* _Requirement_
Please write out the complete listing that follows, exactly as it reads.

* _Chart and figure data_
╭──
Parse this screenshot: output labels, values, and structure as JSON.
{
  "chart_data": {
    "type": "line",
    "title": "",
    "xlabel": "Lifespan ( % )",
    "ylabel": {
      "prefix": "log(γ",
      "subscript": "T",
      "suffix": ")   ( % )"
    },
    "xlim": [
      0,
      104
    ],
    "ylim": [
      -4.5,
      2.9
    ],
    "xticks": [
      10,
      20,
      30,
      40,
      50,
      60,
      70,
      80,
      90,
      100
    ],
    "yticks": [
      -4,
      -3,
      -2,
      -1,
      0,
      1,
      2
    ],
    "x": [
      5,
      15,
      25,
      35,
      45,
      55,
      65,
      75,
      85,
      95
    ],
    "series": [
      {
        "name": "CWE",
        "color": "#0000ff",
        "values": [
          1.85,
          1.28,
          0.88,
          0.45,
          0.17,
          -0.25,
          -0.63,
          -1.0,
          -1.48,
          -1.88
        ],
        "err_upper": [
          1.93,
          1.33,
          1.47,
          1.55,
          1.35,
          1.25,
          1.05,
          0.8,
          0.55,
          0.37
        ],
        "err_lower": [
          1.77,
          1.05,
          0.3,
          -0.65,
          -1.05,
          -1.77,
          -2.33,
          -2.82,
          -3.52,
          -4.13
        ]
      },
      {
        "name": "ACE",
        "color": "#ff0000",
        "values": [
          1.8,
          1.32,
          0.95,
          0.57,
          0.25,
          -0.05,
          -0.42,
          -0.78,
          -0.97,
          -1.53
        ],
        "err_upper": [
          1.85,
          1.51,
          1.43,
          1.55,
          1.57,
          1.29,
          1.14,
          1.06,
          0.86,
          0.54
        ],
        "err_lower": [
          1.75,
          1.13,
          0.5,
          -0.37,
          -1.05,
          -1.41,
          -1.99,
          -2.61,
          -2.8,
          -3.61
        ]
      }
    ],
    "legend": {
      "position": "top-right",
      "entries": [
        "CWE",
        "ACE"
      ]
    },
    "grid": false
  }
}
╰──
* _Output_
Parse this screenshot: output labels, values, and structure as JSON.
{
  "chart_data": {
    "type": "line",
    "title": "",
    "xlabel": "Lifespan ( % )",
    "ylabel": {
      "prefix": "log(γ",
      "subscript": "T",
      "suffix": ")   ( % )"
    },
    "xlim": [
      0,
      104
    ],
    "ylim": [
      -4.5,
      2.9
    ],
    "xticks": [
      10,
      20,
      30,
      40,
      50,
      60,
      70,
      80,
      90,
      100
    ],
    "yticks": [
      -4,
      -3,
      -2,
      -1,
      0,
      1,
      2
    ],
    "x": [
      5,
      15,
      25,
      35,
      45,
      55,
      65,
      75,
      85,
      95
    ],
    "series": [
      {
        "name": "CWE",
        "color": "#0000ff",
        "values": [
          1.85,
          1.28,
          0.88,
          0.45,
          0.17,
          -0.25,
          -0.63,
          -1.0,
          -1.48,
          -1.88
        ],
        "err_upper": [
          1.93,
          1.33,
          1.47,
          1.55,
          1.35,
          1.25,
          1.05,
          0.8,
          0.55,
          0.37
        ],
        "err_lower": [
          1.77,
          1.05,
          0.3,
          -0.65,
          -1.05,
          -1.77,
          -2.33,
          -2.82,
          -3.52,
          -4.13
        ]
      },
      {
        "name": "ACE",
        "color": "#ff0000",
        "values": [
          1.8,
          1.32,
          0.95,
          0.57,
          0.25,
          -0.05,
          -0.42,
          -0.78,
          -0.97,
          -1.53
        ],
        "err_upper": [
          1.85,
          1.51,
          1.43,
          1.55,
          1.57,
          1.29,
          1.14,
          1.06,
          0.86,
          0.54
        ],
        "err_lower": [
          1.75,
          1.13,
          0.5,
          -0.37,
          -1.05,
          -1.41,
          -1.99,
          -2.61,
          -2.8,
          -3.61
        ]
      }
    ],
    "legend": {
      "position": "top-right",
      "entries": [
        "CWE",
        "ACE"
      ]
    },
    "grid": false
  }
}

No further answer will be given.